--- What is needed ---
Restate each of the lines given below, word for word.

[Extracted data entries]
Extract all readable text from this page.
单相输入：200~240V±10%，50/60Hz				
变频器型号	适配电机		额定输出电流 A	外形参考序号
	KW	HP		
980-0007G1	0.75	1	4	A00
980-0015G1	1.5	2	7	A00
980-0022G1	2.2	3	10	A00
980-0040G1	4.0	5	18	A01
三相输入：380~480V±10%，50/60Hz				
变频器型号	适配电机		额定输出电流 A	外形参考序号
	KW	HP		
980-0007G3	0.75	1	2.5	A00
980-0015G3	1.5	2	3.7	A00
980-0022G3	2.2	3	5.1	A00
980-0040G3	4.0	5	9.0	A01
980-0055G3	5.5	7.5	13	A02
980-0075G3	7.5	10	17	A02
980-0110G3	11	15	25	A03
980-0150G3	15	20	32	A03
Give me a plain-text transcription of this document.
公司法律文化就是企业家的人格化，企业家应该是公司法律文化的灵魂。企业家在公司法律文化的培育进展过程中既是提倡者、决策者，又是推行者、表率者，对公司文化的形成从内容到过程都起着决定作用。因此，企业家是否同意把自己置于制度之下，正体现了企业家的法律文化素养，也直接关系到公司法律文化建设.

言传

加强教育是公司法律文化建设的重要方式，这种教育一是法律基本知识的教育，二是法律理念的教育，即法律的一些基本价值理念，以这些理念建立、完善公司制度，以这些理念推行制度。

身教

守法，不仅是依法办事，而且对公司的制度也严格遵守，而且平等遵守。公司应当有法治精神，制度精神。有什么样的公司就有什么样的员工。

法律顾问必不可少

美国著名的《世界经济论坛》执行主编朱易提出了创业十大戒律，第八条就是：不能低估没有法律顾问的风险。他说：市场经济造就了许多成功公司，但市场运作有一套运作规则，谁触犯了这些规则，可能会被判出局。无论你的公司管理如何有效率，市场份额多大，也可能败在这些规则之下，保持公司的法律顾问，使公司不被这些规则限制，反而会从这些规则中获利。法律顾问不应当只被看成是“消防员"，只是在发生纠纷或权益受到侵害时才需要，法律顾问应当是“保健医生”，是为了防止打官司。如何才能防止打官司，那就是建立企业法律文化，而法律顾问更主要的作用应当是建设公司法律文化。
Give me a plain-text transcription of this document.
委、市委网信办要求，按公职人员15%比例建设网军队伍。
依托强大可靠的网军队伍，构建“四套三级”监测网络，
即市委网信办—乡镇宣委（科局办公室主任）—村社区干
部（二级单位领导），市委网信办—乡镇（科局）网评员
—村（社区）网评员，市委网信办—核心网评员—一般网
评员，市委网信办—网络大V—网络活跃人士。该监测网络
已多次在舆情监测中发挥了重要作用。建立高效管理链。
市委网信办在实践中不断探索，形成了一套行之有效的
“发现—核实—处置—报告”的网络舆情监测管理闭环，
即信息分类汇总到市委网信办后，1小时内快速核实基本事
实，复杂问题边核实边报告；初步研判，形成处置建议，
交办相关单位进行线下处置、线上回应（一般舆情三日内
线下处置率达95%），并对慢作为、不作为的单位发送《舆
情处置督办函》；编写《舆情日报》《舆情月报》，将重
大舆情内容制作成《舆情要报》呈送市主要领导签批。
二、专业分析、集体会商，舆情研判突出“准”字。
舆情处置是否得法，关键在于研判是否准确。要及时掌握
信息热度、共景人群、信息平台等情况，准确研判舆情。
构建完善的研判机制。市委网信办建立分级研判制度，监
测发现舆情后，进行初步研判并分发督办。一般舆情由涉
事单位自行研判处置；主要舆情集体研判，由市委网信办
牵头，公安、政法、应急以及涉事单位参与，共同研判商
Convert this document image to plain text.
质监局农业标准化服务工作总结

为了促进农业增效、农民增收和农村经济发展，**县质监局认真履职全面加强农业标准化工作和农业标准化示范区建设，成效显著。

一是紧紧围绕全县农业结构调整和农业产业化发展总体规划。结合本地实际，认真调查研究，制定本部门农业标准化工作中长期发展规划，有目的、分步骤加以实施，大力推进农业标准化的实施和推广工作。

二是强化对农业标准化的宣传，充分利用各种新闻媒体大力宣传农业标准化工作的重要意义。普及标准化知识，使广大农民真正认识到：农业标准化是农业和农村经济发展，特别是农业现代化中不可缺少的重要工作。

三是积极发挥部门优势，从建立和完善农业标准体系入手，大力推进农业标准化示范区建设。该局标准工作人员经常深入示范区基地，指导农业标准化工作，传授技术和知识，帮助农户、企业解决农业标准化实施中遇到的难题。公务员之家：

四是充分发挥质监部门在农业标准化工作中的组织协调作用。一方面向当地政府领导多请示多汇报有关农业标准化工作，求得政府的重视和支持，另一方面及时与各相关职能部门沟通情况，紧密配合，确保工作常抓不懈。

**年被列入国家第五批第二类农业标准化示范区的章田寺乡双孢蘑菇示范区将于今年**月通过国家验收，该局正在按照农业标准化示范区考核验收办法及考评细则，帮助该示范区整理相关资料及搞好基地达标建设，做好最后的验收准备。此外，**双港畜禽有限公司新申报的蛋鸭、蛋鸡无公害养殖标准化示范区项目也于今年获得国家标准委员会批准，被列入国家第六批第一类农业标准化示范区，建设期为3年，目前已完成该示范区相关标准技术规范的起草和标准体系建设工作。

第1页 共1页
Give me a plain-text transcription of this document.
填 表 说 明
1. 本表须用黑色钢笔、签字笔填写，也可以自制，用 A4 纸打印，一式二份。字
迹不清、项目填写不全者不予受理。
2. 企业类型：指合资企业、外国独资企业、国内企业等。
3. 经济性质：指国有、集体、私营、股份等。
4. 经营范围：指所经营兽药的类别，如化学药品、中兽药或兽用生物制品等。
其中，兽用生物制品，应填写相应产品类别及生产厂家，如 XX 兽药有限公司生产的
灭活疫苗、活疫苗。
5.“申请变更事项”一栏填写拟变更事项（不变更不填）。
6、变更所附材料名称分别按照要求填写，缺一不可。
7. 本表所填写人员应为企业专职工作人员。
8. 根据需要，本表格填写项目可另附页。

--- Response to this task ---
Extract all readable text from this page.
单相输入：200~240V±10%，50/60Hz				
变频器型号	适配电机		额定输出电流 A	外形参考序号
	KW	HP		
980-0007G1	0.75	1	4	A00
980-0015G1	1.5	2	7	A00
980-0022G1	2.2	3	10	A00
980-0040G1	4.0	5	18	A01
三相输入：380~480V±10%，50/60Hz				
变频器型号	适配电机		额定输出电流 A	外形参考序号
	KW	HP		
980-0007G3	0.75	1	2.5	A00
980-0015G3	1.5	2	3.7	A00
980-0022G3	2.2	3	5.1	A00
980-0040G3	4.0	5	9.0	A01
980-0055G3	5.5	7.5	13	A02
980-0075G3	7.5	10	17	A02
980-0110G3	11	15	25	A03
980-0150G3	15	20	32	A03
Give me a plain-text transcription of this document.
公司法律文化就是企业家的人格化，企业家应该是公司法律文化的灵魂。企业家在公司法律文化的培育进展过程中既是提倡者、决策者，又是推行者、表率者，对公司文化的形成从内容到过程都起着决定作用。因此，企业家是否同意把自己置于制度之下，正体现了企业家的法律文化素养，也直接关系到公司法律文化建设.

言传

加强教育是公司法律文化建设的重要方式，这种教育一是法律基本知识的教育，二是法律理念的教育，即法律的一些基本价值理念，以这些理念建立、完善公司制度，以这些理念推行制度。

身教

守法，不仅是依法办事，而且对公司的制度也严格遵守，而且平等遵守。公司应当有法治精神，制度精神。有什么样的公司就有什么样的员工。

法律顾问必不可少

美国著名的《世界经济论坛》执行主编朱易提出了创业十大戒律，第八条就是：不能低估没有法律顾问的风险。他说：市场经济造就了许多成功公司，但市场运作有一套运作规则，谁触犯了这些规则，可能会被判出局。无论你的公司管理如何有效率，市场份额多大，也可能败在这些规则之下，保持公司的法律顾问，使公司不被这些规则限制，反而会从这些规则中获利。法律顾问不应当只被看成是“消防员"，只是在发生纠纷或权益受到侵害时才需要，法律顾问应当是“保健医生”，是为了防止打官司。如何才能防止打官司，那就是建立企业法律文化，而法律顾问更主要的作用应当是建设公司法律文化。
Give me a plain-text transcription of this document.
委、市委网信办要求，按公职人员15%比例建设网军队伍。
依托强大可靠的网军队伍，构建“四套三级”监测网络，
即市委网信办—乡镇宣委（科局办公室主任）—村社区干
部（二级单位领导），市委网信办—乡镇（科局）网评员
—村（社区）网评员，市委网信办—核心网评员—一般网
评员，市委网信办—网络大V—网络活跃人士。该监测网络
已多次在舆情监测中发挥了重要作用。建立高效管理链。
市委网信办在实践中不断探索，形成了一套行之有效的
“发现—核实—处置—报告”的网络舆情监测管理闭环，
即信息分类汇总到市委网信办后，1小时内快速核实基本事
实，复杂问题边核实边报告；初步研判，形成处置建议，
交办相关单位进行线下处置、线上回应（一般舆情三日内
线下处置率达95%），并对慢作为、不作为的单位发送《舆
情处置督办函》；编写《舆情日报》《舆情月报》，将重
大舆情内容制作成《舆情要报》呈送市主要领导签批。
二、专业分析、集体会商，舆情研判突出“准”字。
舆情处置是否得法，关键在于研判是否准确。要及时掌握
信息热度、共景人群、信息平台等情况，准确研判舆情。
构建完善的研判机制。市委网信办建立分级研判制度，监
测发现舆情后，进行初步研判并分发督办。一般舆情由涉
事单位自行研判处置；主要舆情集体研判，由市委网信办
牵头，公安、政法、应急以及涉事单位参与，共同研判商
Convert this document image to plain text.
质监局农业标准化服务工作总结

为了促进农业增效、农民增收和农村经济发展，**县质监局认真履职全面加强农业标准化工作和农业标准化示范区建设，成效显著。

一是紧紧围绕全县农业结构调整和农业产业化发展总体规划。结合本地实际，认真调查研究，制定本部门农业标准化工作中长期发展规划，有目的、分步骤加以实施，大力推进农业标准化的实施和推广工作。

二是强化对农业标准化的宣传，充分利用各种新闻媒体大力宣传农业标准化工作的重要意义。普及标准化知识，使广大农民真正认识到：农业标准化是农业和农村经济发展，特别是农业现代化中不可缺少的重要工作。

三是积极发挥部门优势，从建立和完善农业标准体系入手，大力推进农业标准化示范区建设。该局标准工作人员经常深入示范区基地，指导农业标准化工作，传授技术和知识，帮助农户、企业解决农业标准化实施中遇到的难题。公务员之家：

四是充分发挥质监部门在农业标准化工作中的组织协调作用。一方面向当地政府领导多请示多汇报有关农业标准化工作，求得政府的重视和支持，另一方面及时与各相关职能部门沟通情况，紧密配合，确保工作常抓不懈。

**年被列入国家第五批第二类农业标准化示范区的章田寺乡双孢蘑菇示范区将于今年**月通过国家验收，该局正在按照农业标准化示范区考核验收办法及考评细则，帮助该示范区整理相关资料及搞好基地达标建设，做好最后的验收准备。此外，**双港畜禽有限公司新申报的蛋鸭、蛋鸡无公害养殖标准化示范区项目也于今年获得国家标准委员会批准，被列入国家第六批第一类农业标准化示范区，建设期为3年，目前已完成该示范区相关标准技术规范的起草和标准体系建设工作。

第1页 共1页
Give me a plain-text transcription of this document.
填 表 说 明
1. 本表须用黑色钢笔、签字笔填写，也可以自制，用 A4 纸打印，一式二份。字
迹不清、项目填写不全者不予受理。
2. 企业类型：指合资企业、外国独资企业、国内企业等。
3. 经济性质：指国有、集体、私营、股份等。
4. 经营范围：指所经营兽药的类别，如化学药品、中兽药或兽用生物制品等。
其中，兽用生物制品，应填写相应产品类别及生产厂家，如 XX 兽药有限公司生产的
灭活疫苗、活疫苗。
5.“申请变更事项”一栏填写拟变更事项（不变更不填）。
6、变更所附材料名称分别按照要求填写，缺一不可。
7. 本表所填写人员应为企业专职工作人员。
8. 根据需要，本表格填写项目可另附页。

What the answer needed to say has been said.